Data extract:

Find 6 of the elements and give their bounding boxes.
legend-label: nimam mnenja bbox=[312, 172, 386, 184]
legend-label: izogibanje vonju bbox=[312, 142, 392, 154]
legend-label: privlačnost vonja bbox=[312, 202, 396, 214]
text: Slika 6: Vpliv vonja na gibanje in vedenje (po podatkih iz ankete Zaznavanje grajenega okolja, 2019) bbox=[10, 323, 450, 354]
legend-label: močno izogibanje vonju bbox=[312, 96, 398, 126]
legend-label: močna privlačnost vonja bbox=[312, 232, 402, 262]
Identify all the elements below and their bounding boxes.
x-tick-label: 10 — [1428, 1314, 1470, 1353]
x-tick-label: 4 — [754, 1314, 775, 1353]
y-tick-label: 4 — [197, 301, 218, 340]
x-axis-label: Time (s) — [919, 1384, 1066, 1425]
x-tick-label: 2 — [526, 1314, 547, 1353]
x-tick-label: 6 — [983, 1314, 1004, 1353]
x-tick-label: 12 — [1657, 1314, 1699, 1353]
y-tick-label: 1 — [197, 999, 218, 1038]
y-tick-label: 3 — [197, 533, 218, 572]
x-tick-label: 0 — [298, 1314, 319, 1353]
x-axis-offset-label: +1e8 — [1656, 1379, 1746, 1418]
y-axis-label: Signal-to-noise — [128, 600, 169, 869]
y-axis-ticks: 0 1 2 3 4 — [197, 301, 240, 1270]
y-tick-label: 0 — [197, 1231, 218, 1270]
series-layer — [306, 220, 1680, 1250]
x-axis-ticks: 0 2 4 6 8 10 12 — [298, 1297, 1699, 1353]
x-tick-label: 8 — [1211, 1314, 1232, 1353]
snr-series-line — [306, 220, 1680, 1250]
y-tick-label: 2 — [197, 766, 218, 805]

Directions: Reproduce the material verbatim, starting at its first line and ending with the line that contains "x-tick-label: 0 — [298, 1314, 319, 1353]".

Response below:
Find 6 of the elements and give their bounding boxes.
legend-label: nimam mnenja bbox=[312, 172, 386, 184]
legend-label: izogibanje vonju bbox=[312, 142, 392, 154]
legend-label: privlačnost vonja bbox=[312, 202, 396, 214]
text: Slika 6: Vpliv vonja na gibanje in vedenje (po podatkih iz ankete Zaznavanje grajenega okolja, 2019) bbox=[10, 323, 450, 354]
legend-label: močno izogibanje vonju bbox=[312, 96, 398, 126]
legend-label: močna privlačnost vonja bbox=[312, 232, 402, 262]
Identify all the elements below and their bounding boxes.
x-tick-label: 10 — [1428, 1314, 1470, 1353]
x-tick-label: 4 — [754, 1314, 775, 1353]
y-tick-label: 4 — [197, 301, 218, 340]
x-axis-label: Time (s) — [919, 1384, 1066, 1425]
x-tick-label: 2 — [526, 1314, 547, 1353]
x-tick-label: 6 — [983, 1314, 1004, 1353]
x-tick-label: 12 — [1657, 1314, 1699, 1353]
y-tick-label: 1 — [197, 999, 218, 1038]
y-tick-label: 3 — [197, 533, 218, 572]
x-tick-label: 0 — [298, 1314, 319, 1353]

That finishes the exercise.